>> BEGIN Dataset excerpts

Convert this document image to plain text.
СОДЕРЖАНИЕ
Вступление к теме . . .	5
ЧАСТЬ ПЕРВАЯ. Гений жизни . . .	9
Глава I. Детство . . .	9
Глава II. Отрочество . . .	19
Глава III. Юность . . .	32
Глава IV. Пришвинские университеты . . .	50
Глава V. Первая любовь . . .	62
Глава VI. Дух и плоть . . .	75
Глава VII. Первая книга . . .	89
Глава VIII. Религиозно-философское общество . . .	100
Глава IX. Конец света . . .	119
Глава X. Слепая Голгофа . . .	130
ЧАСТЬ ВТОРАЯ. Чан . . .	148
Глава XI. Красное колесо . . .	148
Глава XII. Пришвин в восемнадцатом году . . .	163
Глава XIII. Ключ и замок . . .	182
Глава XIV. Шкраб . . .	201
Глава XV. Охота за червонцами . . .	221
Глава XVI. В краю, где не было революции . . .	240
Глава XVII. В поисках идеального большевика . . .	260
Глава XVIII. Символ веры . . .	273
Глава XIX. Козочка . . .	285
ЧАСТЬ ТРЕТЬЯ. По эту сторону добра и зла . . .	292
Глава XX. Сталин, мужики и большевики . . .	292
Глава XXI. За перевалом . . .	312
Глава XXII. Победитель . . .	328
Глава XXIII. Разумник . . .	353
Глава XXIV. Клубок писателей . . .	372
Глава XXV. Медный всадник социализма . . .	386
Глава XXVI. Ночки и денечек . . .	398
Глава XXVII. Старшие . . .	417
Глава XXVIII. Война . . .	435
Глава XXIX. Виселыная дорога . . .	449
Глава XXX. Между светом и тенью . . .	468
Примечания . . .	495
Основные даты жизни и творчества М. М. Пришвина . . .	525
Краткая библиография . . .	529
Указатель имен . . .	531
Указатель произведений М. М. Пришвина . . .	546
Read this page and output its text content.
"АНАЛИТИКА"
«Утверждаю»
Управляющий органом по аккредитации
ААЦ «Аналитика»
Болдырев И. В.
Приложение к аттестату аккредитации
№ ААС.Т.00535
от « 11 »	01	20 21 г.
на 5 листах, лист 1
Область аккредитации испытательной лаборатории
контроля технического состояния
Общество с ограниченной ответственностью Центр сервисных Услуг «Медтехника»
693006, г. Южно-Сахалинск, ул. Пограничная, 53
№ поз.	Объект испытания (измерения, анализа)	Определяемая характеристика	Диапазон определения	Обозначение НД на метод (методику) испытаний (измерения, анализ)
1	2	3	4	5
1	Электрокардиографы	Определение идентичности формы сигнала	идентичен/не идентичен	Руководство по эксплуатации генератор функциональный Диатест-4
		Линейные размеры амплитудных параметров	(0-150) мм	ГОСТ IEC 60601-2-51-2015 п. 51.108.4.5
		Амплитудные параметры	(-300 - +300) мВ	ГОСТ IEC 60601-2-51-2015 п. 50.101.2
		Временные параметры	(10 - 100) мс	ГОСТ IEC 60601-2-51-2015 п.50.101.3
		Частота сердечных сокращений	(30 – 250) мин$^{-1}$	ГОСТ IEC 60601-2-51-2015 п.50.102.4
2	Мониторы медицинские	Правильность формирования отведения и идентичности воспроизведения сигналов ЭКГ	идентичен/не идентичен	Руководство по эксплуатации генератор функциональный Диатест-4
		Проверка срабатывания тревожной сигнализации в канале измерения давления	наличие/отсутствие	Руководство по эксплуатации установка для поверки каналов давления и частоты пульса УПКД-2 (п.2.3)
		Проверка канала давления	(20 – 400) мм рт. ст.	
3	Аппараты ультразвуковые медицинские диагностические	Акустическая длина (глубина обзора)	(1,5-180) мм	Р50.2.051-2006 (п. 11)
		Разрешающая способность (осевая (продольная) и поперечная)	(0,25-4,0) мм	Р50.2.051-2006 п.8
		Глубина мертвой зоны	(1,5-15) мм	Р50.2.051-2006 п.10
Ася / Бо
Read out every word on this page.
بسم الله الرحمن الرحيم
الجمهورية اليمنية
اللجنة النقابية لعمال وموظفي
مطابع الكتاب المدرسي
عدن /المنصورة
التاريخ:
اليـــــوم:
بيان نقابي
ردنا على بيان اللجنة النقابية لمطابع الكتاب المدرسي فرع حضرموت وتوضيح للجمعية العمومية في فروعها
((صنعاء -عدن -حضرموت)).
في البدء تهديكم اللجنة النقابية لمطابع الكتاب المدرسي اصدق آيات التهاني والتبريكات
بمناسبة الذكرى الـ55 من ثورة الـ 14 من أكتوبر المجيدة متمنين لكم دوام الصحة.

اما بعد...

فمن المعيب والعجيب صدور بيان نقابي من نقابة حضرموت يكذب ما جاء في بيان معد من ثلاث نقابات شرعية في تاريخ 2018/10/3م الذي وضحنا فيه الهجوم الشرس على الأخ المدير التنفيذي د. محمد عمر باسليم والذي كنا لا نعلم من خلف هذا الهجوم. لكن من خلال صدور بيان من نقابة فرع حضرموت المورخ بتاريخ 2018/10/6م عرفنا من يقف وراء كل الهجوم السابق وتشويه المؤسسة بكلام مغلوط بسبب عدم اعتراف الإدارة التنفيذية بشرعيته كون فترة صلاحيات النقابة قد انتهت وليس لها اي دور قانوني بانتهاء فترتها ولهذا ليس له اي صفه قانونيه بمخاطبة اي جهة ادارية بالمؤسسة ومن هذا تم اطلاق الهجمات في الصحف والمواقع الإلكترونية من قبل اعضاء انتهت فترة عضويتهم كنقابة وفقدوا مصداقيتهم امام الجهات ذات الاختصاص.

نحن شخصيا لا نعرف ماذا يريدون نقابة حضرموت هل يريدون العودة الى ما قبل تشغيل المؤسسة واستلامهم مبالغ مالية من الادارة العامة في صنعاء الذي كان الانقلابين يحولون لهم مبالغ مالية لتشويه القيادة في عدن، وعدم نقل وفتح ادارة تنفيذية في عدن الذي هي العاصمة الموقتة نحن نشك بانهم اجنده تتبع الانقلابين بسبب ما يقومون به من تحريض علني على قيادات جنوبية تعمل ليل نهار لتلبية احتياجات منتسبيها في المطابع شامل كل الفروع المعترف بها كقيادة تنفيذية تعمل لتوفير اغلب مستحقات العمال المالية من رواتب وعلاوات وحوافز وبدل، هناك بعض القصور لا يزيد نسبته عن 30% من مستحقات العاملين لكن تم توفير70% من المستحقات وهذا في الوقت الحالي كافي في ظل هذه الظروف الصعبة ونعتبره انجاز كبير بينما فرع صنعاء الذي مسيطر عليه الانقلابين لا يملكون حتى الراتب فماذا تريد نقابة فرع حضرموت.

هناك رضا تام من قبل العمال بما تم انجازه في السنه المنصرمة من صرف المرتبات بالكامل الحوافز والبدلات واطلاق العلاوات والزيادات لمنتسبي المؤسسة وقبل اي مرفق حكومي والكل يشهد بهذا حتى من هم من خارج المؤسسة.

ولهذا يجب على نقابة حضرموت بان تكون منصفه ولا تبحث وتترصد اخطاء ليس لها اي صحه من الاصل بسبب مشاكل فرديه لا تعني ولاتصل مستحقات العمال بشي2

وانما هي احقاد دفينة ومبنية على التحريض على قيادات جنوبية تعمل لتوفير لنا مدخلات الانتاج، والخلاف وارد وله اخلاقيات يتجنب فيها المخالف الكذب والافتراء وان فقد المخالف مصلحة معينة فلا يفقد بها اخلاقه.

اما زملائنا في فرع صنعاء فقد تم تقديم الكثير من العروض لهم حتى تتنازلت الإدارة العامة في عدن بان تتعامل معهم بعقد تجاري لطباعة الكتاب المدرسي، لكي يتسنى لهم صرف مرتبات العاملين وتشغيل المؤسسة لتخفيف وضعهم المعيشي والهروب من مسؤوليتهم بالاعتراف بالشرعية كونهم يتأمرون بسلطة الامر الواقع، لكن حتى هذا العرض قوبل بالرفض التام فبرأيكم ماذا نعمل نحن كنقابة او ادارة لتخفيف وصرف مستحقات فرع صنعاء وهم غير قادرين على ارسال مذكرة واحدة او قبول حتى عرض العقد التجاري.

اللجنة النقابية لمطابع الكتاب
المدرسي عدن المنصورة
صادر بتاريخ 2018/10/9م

>> END Dataset excerpts

» Objective: Show all lines in the entries above where the string "идентичности" appears.

» Expected answer:
1	Электрокардиографы	Определение идентичности формы сигнала	идентичен/не идентичен	Руководство по эксплуатации генератор функциональный Диатест-4
2	Мониторы медицинские	Правильность формирования отведения и идентичности воспроизведения сигналов ЭКГ	идентичен/не идентичен	Руководство по эксплуатации генератор функциональный Диатест-4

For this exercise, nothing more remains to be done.